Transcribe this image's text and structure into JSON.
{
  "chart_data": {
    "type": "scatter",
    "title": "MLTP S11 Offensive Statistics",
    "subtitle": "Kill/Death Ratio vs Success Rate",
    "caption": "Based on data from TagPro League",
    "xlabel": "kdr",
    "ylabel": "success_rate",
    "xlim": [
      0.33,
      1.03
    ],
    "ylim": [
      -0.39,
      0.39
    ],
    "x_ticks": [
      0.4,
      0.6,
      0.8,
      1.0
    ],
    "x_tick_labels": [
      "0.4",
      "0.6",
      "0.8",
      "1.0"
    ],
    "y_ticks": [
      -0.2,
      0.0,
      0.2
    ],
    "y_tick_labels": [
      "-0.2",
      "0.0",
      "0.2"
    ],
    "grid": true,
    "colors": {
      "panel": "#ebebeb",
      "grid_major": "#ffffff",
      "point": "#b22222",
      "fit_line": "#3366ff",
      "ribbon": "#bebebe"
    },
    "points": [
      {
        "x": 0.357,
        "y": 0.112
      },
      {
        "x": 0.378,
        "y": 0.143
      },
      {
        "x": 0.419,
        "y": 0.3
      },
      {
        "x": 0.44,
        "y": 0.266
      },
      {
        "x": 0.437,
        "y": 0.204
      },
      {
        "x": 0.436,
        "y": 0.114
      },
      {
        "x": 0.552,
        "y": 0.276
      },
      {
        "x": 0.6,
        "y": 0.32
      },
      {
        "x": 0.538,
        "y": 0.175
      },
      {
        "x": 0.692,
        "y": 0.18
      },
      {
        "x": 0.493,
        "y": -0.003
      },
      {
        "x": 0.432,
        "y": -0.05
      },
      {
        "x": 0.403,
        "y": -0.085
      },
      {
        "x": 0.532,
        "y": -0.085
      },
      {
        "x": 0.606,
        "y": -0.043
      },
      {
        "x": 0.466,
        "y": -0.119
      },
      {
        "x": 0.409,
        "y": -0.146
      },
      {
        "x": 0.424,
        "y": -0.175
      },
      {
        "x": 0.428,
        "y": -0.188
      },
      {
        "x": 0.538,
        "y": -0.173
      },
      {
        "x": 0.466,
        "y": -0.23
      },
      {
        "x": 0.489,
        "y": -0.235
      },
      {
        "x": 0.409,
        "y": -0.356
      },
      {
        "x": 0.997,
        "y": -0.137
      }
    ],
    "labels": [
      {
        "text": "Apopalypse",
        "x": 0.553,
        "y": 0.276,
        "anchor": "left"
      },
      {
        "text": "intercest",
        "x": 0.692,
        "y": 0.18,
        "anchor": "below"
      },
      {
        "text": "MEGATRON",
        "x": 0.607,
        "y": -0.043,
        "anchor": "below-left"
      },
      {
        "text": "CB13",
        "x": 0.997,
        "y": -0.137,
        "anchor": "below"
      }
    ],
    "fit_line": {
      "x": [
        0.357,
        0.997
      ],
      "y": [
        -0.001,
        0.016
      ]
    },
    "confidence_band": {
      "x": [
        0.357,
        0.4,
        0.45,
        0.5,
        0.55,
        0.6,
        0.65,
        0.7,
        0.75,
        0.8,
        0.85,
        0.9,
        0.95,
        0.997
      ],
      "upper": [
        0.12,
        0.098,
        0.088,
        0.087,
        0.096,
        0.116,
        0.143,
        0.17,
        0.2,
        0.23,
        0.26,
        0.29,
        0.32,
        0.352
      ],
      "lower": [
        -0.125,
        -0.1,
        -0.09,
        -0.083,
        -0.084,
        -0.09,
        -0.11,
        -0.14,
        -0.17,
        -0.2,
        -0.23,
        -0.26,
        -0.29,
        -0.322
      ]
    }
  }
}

-- Job --
Everything in the listing above should be restated exactly.

-- Result of this task --
Transcribe this image's text and structure into JSON.
{
  "chart_data": {
    "type": "scatter",
    "title": "MLTP S11 Offensive Statistics",
    "subtitle": "Kill/Death Ratio vs Success Rate",
    "caption": "Based on data from TagPro League",
    "xlabel": "kdr",
    "ylabel": "success_rate",
    "xlim": [
      0.33,
      1.03
    ],
    "ylim": [
      -0.39,
      0.39
    ],
    "x_ticks": [
      0.4,
      0.6,
      0.8,
      1.0
    ],
    "x_tick_labels": [
      "0.4",
      "0.6",
      "0.8",
      "1.0"
    ],
    "y_ticks": [
      -0.2,
      0.0,
      0.2
    ],
    "y_tick_labels": [
      "-0.2",
      "0.0",
      "0.2"
    ],
    "grid": true,
    "colors": {
      "panel": "#ebebeb",
      "grid_major": "#ffffff",
      "point": "#b22222",
      "fit_line": "#3366ff",
      "ribbon": "#bebebe"
    },
    "points": [
      {
        "x": 0.357,
        "y": 0.112
      },
      {
        "x": 0.378,
        "y": 0.143
      },
      {
        "x": 0.419,
        "y": 0.3
      },
      {
        "x": 0.44,
        "y": 0.266
      },
      {
        "x": 0.437,
        "y": 0.204
      },
      {
        "x": 0.436,
        "y": 0.114
      },
      {
        "x": 0.552,
        "y": 0.276
      },
      {
        "x": 0.6,
        "y": 0.32
      },
      {
        "x": 0.538,
        "y": 0.175
      },
      {
        "x": 0.692,
        "y": 0.18
      },
      {
        "x": 0.493,
        "y": -0.003
      },
      {
        "x": 0.432,
        "y": -0.05
      },
      {
        "x": 0.403,
        "y": -0.085
      },
      {
        "x": 0.532,
        "y": -0.085
      },
      {
        "x": 0.606,
        "y": -0.043
      },
      {
        "x": 0.466,
        "y": -0.119
      },
      {
        "x": 0.409,
        "y": -0.146
      },
      {
        "x": 0.424,
        "y": -0.175
      },
      {
        "x": 0.428,
        "y": -0.188
      },
      {
        "x": 0.538,
        "y": -0.173
      },
      {
        "x": 0.466,
        "y": -0.23
      },
      {
        "x": 0.489,
        "y": -0.235
      },
      {
        "x": 0.409,
        "y": -0.356
      },
      {
        "x": 0.997,
        "y": -0.137
      }
    ],
    "labels": [
      {
        "text": "Apopalypse",
        "x": 0.553,
        "y": 0.276,
        "anchor": "left"
      },
      {
        "text": "intercest",
        "x": 0.692,
        "y": 0.18,
        "anchor": "below"
      },
      {
        "text": "MEGATRON",
        "x": 0.607,
        "y": -0.043,
        "anchor": "below-left"
      },
      {
        "text": "CB13",
        "x": 0.997,
        "y": -0.137,
        "anchor": "below"
      }
    ],
    "fit_line": {
      "x": [
        0.357,
        0.997
      ],
      "y": [
        -0.001,
        0.016
      ]
    },
    "confidence_band": {
      "x": [
        0.357,
        0.4,
        0.45,
        0.5,
        0.55,
        0.6,
        0.65,
        0.7,
        0.75,
        0.8,
        0.85,
        0.9,
        0.95,
        0.997
      ],
      "upper": [
        0.12,
        0.098,
        0.088,
        0.087,
        0.096,
        0.116,
        0.143,
        0.17,
        0.2,
        0.23,
        0.26,
        0.29,
        0.32,
        0.352
      ],
      "lower": [
        -0.125,
        -0.1,
        -0.09,
        -0.083,
        -0.084,
        -0.09,
        -0.11,
        -0.14,
        -0.17,
        -0.2,
        -0.23,
        -0.26,
        -0.29,
        -0.322
      ]
    }
  }
}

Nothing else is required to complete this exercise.